__Challenge__
In the data below, find every line with the string "content" and pull it out.

__Data shown__

◆ ◆ ◆

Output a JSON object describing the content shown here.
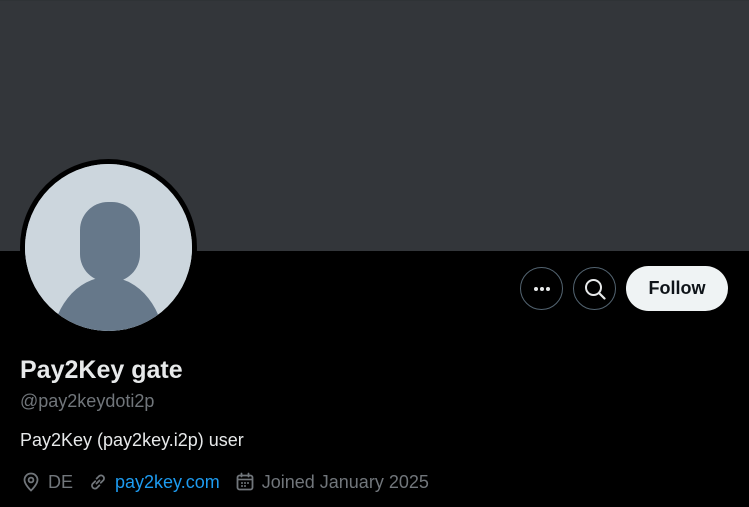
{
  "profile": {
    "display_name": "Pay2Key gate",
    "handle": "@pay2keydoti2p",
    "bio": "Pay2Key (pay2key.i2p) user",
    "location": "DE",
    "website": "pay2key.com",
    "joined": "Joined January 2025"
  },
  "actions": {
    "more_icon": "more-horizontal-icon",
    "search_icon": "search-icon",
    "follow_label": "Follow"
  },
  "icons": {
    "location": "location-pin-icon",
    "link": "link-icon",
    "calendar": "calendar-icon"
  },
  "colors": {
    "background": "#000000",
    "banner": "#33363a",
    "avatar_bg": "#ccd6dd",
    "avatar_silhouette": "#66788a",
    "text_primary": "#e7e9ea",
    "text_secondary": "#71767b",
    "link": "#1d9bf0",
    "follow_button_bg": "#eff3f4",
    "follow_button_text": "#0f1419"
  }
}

◆ ◆ ◆

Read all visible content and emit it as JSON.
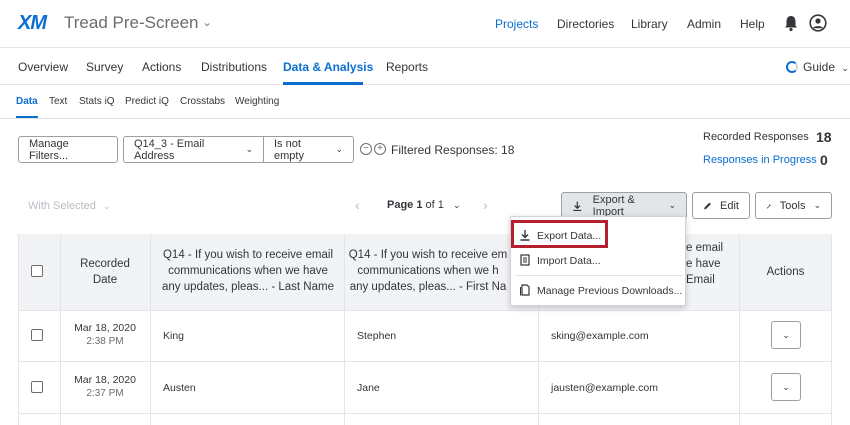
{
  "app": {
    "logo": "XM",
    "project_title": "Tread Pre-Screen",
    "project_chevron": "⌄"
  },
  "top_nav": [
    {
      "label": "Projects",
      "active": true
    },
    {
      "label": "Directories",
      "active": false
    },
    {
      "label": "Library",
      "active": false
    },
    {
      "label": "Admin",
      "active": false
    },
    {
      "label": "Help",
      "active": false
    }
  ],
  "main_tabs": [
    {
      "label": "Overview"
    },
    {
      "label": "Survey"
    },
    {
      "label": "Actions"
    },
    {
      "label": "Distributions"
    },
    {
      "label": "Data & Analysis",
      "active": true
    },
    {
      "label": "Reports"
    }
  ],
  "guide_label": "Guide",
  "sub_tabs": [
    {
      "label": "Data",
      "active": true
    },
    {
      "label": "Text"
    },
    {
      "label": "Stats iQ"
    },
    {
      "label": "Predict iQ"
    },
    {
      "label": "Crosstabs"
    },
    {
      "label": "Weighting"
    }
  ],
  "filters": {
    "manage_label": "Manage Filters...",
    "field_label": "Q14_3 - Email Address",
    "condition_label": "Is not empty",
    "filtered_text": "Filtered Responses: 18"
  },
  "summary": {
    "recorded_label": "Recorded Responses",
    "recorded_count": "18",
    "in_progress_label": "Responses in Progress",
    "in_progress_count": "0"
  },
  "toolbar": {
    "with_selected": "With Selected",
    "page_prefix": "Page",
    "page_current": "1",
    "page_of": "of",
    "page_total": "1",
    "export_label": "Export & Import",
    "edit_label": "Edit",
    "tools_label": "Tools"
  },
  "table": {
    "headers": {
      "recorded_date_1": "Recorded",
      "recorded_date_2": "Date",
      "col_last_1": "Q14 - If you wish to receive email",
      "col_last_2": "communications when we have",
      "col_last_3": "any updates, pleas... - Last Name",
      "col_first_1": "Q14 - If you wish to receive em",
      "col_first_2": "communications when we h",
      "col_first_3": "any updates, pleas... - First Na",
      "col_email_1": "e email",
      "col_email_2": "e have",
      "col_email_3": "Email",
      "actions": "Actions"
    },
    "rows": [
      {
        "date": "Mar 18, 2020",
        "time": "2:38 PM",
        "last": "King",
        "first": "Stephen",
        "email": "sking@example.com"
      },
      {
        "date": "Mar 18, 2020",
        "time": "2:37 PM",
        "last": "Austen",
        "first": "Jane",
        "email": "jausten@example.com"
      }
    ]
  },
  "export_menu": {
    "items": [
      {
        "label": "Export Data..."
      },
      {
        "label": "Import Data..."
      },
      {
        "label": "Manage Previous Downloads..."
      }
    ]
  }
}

◆ ◆ ◆

__Final result__
Output a JSON object describing the content shown here.
Read all visible content and emit it as JSON.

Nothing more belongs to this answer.